• **Stated problem**: Pick out each line in these entries that contains the string "screenshot".
### Raw records ###
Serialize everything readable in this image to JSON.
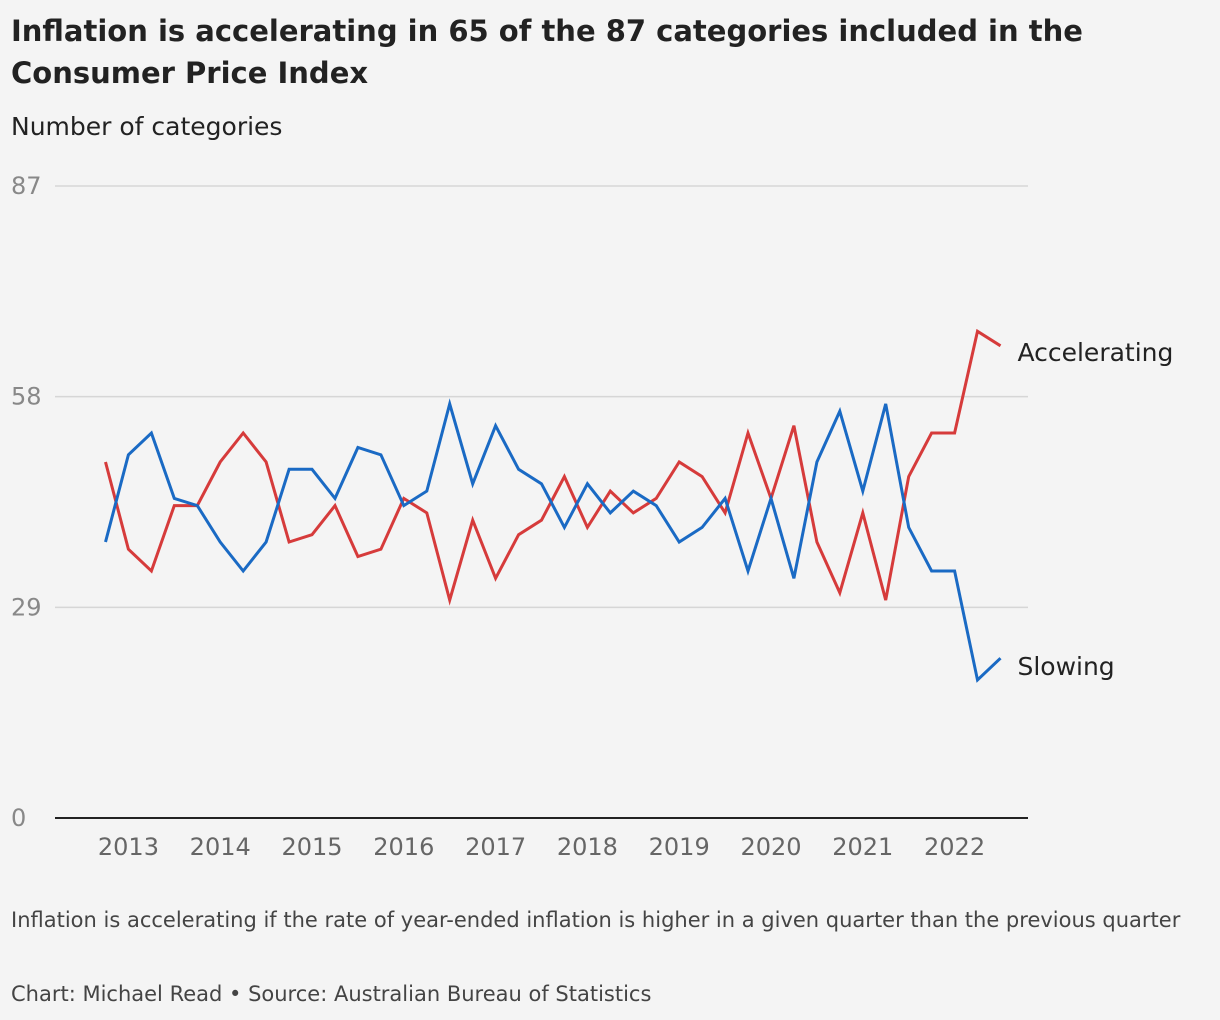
{
  "title": "Inflation is accelerating in 65 of the 87 categories included in the Consumer Price Index",
  "subtitle": "Number of categories",
  "note": "Inflation is accelerating if the rate of year-ended inflation is higher in a given quarter than the previous quarter",
  "credit": "Chart: Michael Read • Source: Australian Bureau of Statistics",
  "colors": {
    "accelerating": "#d63b3b",
    "slowing": "#1a6ac4",
    "grid": "#d6d6d6",
    "axis": "#222222",
    "tick_text": "#888888"
  },
  "chart_data": {
    "type": "line",
    "ylabel": "Number of categories",
    "ylim": [
      0,
      87
    ],
    "y_ticks": [
      "0",
      "29",
      "58",
      "87"
    ],
    "x_tick_labels": [
      "2013",
      "2014",
      "2015",
      "2016",
      "2017",
      "2018",
      "2019",
      "2020",
      "2021",
      "2022"
    ],
    "x_range_years": [
      2012.2,
      2022.8
    ],
    "grid": true,
    "series": [
      {
        "name": "Accelerating",
        "color": "#d63b3b",
        "x": [
          2012.75,
          2013.0,
          2013.25,
          2013.5,
          2013.75,
          2014.0,
          2014.25,
          2014.5,
          2014.75,
          2015.0,
          2015.25,
          2015.5,
          2015.75,
          2016.0,
          2016.25,
          2016.5,
          2016.75,
          2017.0,
          2017.25,
          2017.5,
          2017.75,
          2018.0,
          2018.25,
          2018.5,
          2018.75,
          2019.0,
          2019.25,
          2019.5,
          2019.75,
          2020.0,
          2020.25,
          2020.5,
          2020.75,
          2021.0,
          2021.25,
          2021.5,
          2021.75,
          2022.0,
          2022.25,
          2022.5
        ],
        "values": [
          49,
          37,
          34,
          43,
          43,
          49,
          53,
          49,
          38,
          39,
          43,
          36,
          37,
          44,
          42,
          30,
          41,
          33,
          39,
          41,
          47,
          40,
          45,
          42,
          44,
          49,
          47,
          42,
          53,
          44,
          54,
          38,
          31,
          42,
          30,
          47,
          53,
          53,
          67,
          65
        ]
      },
      {
        "name": "Slowing",
        "color": "#1a6ac4",
        "x": [
          2012.75,
          2013.0,
          2013.25,
          2013.5,
          2013.75,
          2014.0,
          2014.25,
          2014.5,
          2014.75,
          2015.0,
          2015.25,
          2015.5,
          2015.75,
          2016.0,
          2016.25,
          2016.5,
          2016.75,
          2017.0,
          2017.25,
          2017.5,
          2017.75,
          2018.0,
          2018.25,
          2018.5,
          2018.75,
          2019.0,
          2019.25,
          2019.5,
          2019.75,
          2020.0,
          2020.25,
          2020.5,
          2020.75,
          2021.0,
          2021.25,
          2021.5,
          2021.75,
          2022.0,
          2022.25,
          2022.5
        ],
        "values": [
          38,
          50,
          53,
          44,
          43,
          38,
          34,
          38,
          48,
          48,
          44,
          51,
          50,
          43,
          45,
          57,
          46,
          54,
          48,
          46,
          40,
          46,
          42,
          45,
          43,
          38,
          40,
          44,
          34,
          44,
          33,
          49,
          56,
          45,
          57,
          40,
          34,
          34,
          19,
          22
        ]
      }
    ]
  }
}
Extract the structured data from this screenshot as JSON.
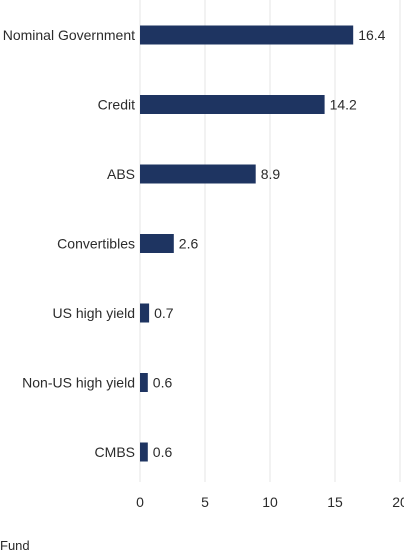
{
  "chart_data": {
    "type": "bar",
    "orientation": "horizontal",
    "categories": [
      "Nominal Government",
      "Credit",
      "ABS",
      "Convertibles",
      "US high yield",
      "Non-US high yield",
      "CMBS"
    ],
    "series": [
      {
        "name": "Fund",
        "values": [
          16.4,
          14.2,
          8.9,
          2.6,
          0.7,
          0.6,
          0.6
        ],
        "color": "#1e3461"
      }
    ],
    "value_labels": [
      "16.4",
      "14.2",
      "8.9",
      "2.6",
      "0.7",
      "0.6",
      "0.6"
    ],
    "x_ticks": [
      "0",
      "5",
      "10",
      "15",
      "20"
    ],
    "xlim": [
      0,
      20
    ],
    "grid": "vertical",
    "legend": "bottom-left",
    "title": "",
    "xlabel": "",
    "ylabel": ""
  },
  "legend": {
    "label": "Fund"
  },
  "colors": {
    "bar": "#1e3461",
    "grid": "#e6e6e6",
    "text": "#2b2b2b"
  }
}
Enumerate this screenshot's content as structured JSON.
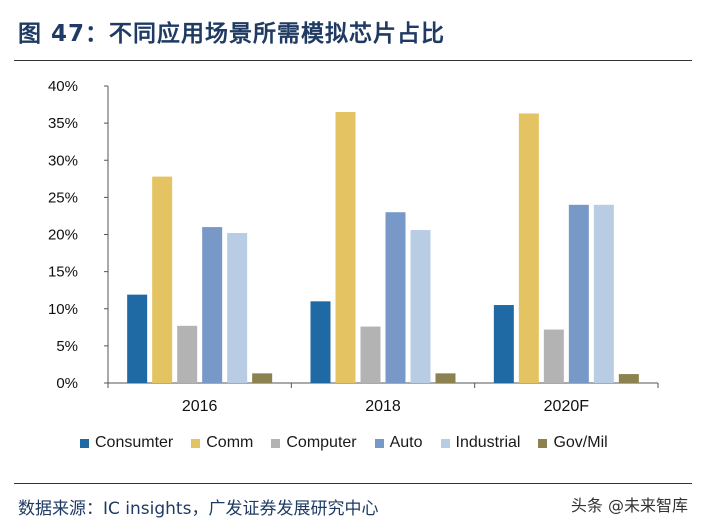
{
  "header": {
    "title": "图 47：不同应用场景所需模拟芯片占比"
  },
  "chart_data": {
    "type": "bar",
    "categories": [
      "2016",
      "2018",
      "2020F"
    ],
    "series": [
      {
        "name": "Consumter",
        "color": "#1f6aa5",
        "values": [
          0.119,
          0.11,
          0.105
        ]
      },
      {
        "name": "Comm",
        "color": "#e4c462",
        "values": [
          0.278,
          0.365,
          0.363
        ]
      },
      {
        "name": "Computer",
        "color": "#b3b3b3",
        "values": [
          0.077,
          0.076,
          0.072
        ]
      },
      {
        "name": "Auto",
        "color": "#7898c8",
        "values": [
          0.21,
          0.23,
          0.24
        ]
      },
      {
        "name": "Industrial",
        "color": "#b8cce4",
        "values": [
          0.202,
          0.206,
          0.24
        ]
      },
      {
        "name": "Gov/Mil",
        "color": "#8c8250",
        "values": [
          0.013,
          0.013,
          0.012
        ]
      }
    ],
    "yticks": [
      "0%",
      "5%",
      "10%",
      "15%",
      "20%",
      "25%",
      "30%",
      "35%",
      "40%"
    ],
    "ylim": [
      0,
      0.4
    ],
    "grid": false,
    "legend_position": "bottom"
  },
  "footer": {
    "source": "数据来源：IC insights，广发证券发展研究中心",
    "watermark": "头条 @未来智库"
  }
}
###
• **Answer below**:
Extract the structured data from this screenshot as JSON.
Enumerate this screenshot's content as structured JSON.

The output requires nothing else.